Transcribe every entry exactly; the images stay out.

*** SUPPLIED MATERIAL ***

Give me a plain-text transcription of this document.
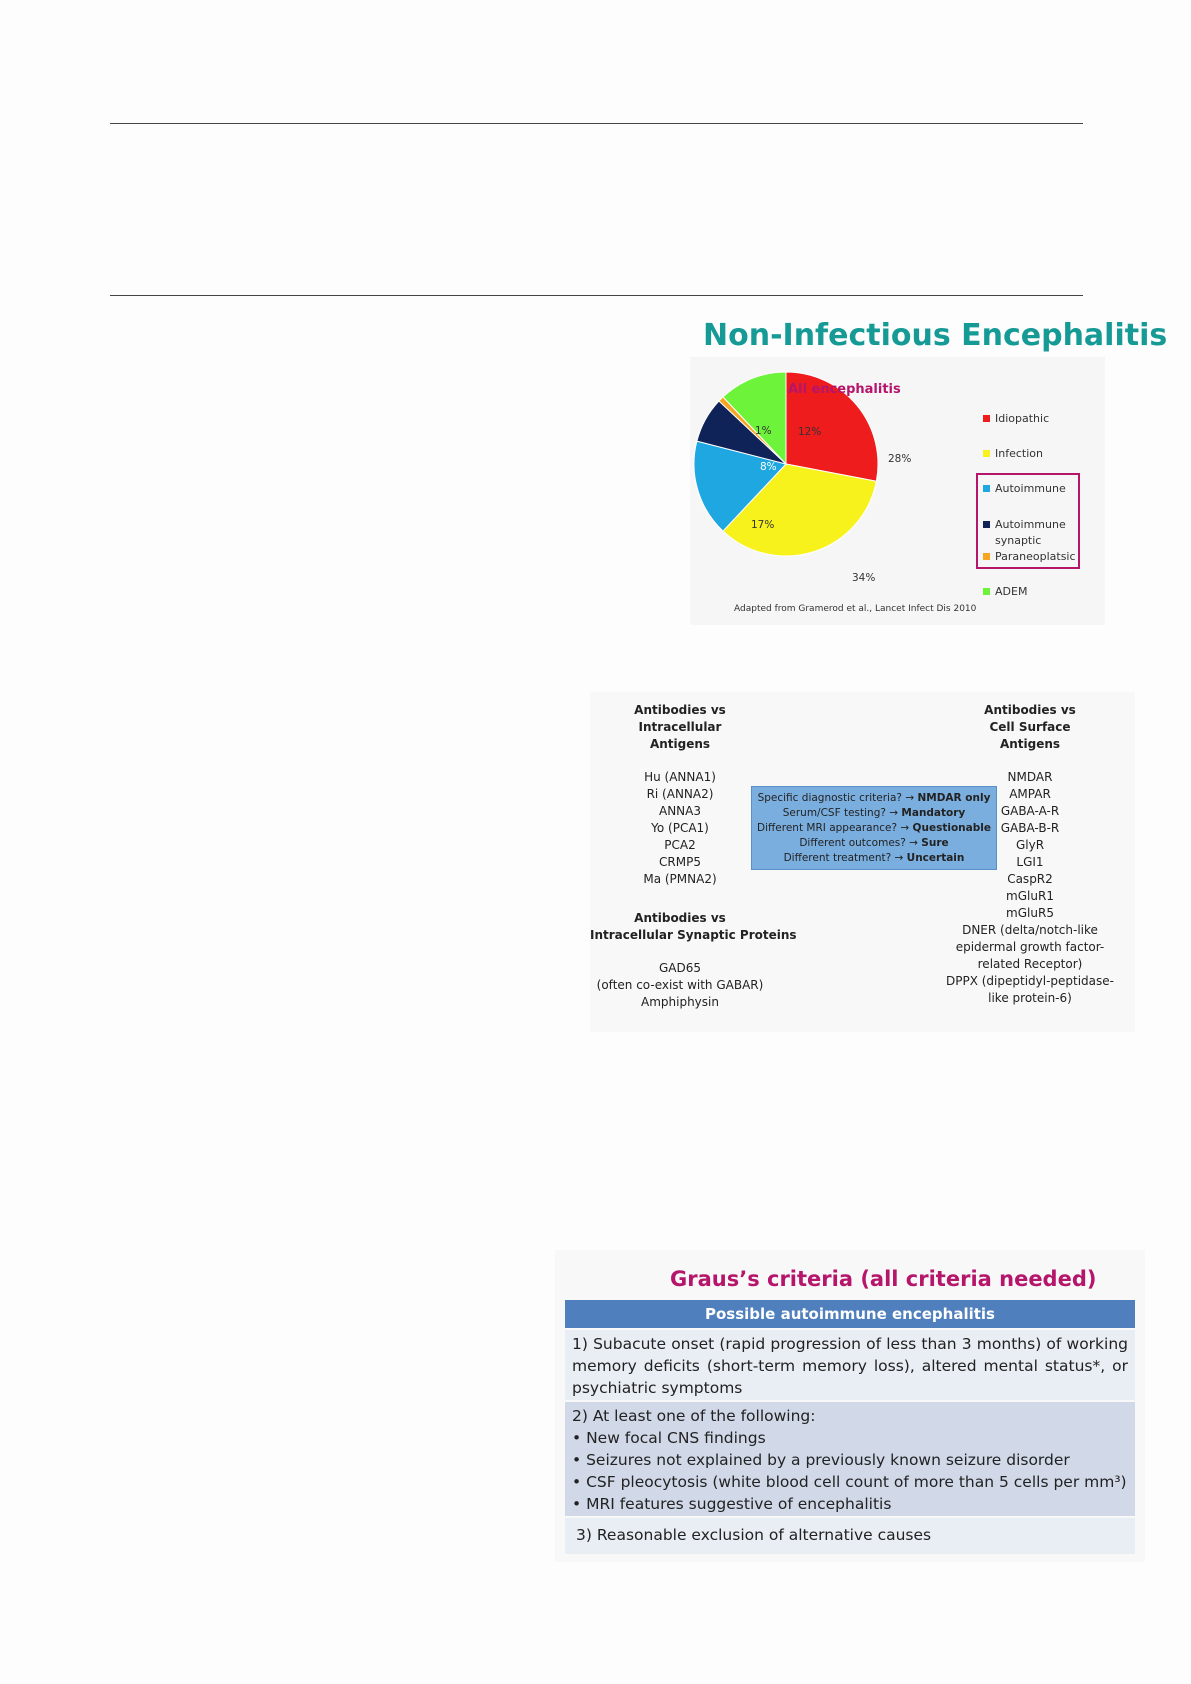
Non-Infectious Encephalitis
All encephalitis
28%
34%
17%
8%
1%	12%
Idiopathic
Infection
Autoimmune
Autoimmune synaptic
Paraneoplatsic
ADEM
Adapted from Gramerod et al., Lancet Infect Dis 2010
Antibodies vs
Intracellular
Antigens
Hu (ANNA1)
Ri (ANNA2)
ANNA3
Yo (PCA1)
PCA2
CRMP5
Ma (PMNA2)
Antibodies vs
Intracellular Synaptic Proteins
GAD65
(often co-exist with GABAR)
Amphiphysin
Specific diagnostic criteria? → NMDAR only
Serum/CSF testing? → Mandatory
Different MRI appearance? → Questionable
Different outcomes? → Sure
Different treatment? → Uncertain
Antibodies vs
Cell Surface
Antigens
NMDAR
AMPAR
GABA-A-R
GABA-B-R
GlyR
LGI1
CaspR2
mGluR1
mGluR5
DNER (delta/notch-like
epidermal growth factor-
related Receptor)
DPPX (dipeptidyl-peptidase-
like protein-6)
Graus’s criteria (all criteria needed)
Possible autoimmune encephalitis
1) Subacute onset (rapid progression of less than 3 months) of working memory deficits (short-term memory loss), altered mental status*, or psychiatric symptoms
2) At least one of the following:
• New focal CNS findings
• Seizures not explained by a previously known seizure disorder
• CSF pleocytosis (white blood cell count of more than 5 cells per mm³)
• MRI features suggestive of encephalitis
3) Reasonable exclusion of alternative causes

*** End of SUPPLIED MATERIAL ***

- _ANSWER BOX_
Give me a plain-text transcription of this document.
Non-Infectious Encephalitis
All encephalitis
28%
34%
17%
8%
1%	12%
Idiopathic
Infection
Autoimmune
Autoimmune synaptic
Paraneoplatsic
ADEM
Adapted from Gramerod et al., Lancet Infect Dis 2010
Antibodies vs
Intracellular
Antigens
Hu (ANNA1)
Ri (ANNA2)
ANNA3
Yo (PCA1)
PCA2
CRMP5
Ma (PMNA2)
Antibodies vs
Intracellular Synaptic Proteins
GAD65
(often co-exist with GABAR)
Amphiphysin
Specific diagnostic criteria? → NMDAR only
Serum/CSF testing? → Mandatory
Different MRI appearance? → Questionable
Different outcomes? → Sure
Different treatment? → Uncertain
Antibodies vs
Cell Surface
Antigens
NMDAR
AMPAR
GABA-A-R
GABA-B-R
GlyR
LGI1
CaspR2
mGluR1
mGluR5
DNER (delta/notch-like
epidermal growth factor-
related Receptor)
DPPX (dipeptidyl-peptidase-
like protein-6)
Graus’s criteria (all criteria needed)
Possible autoimmune encephalitis
1) Subacute onset (rapid progression of less than 3 months) of working memory deficits (short-term memory loss), altered mental status*, or psychiatric symptoms
2) At least one of the following:
• New focal CNS findings
• Seizures not explained by a previously known seizure disorder
• CSF pleocytosis (white blood cell count of more than 5 cells per mm³)
• MRI features suggestive of encephalitis
3) Reasonable exclusion of alternative causes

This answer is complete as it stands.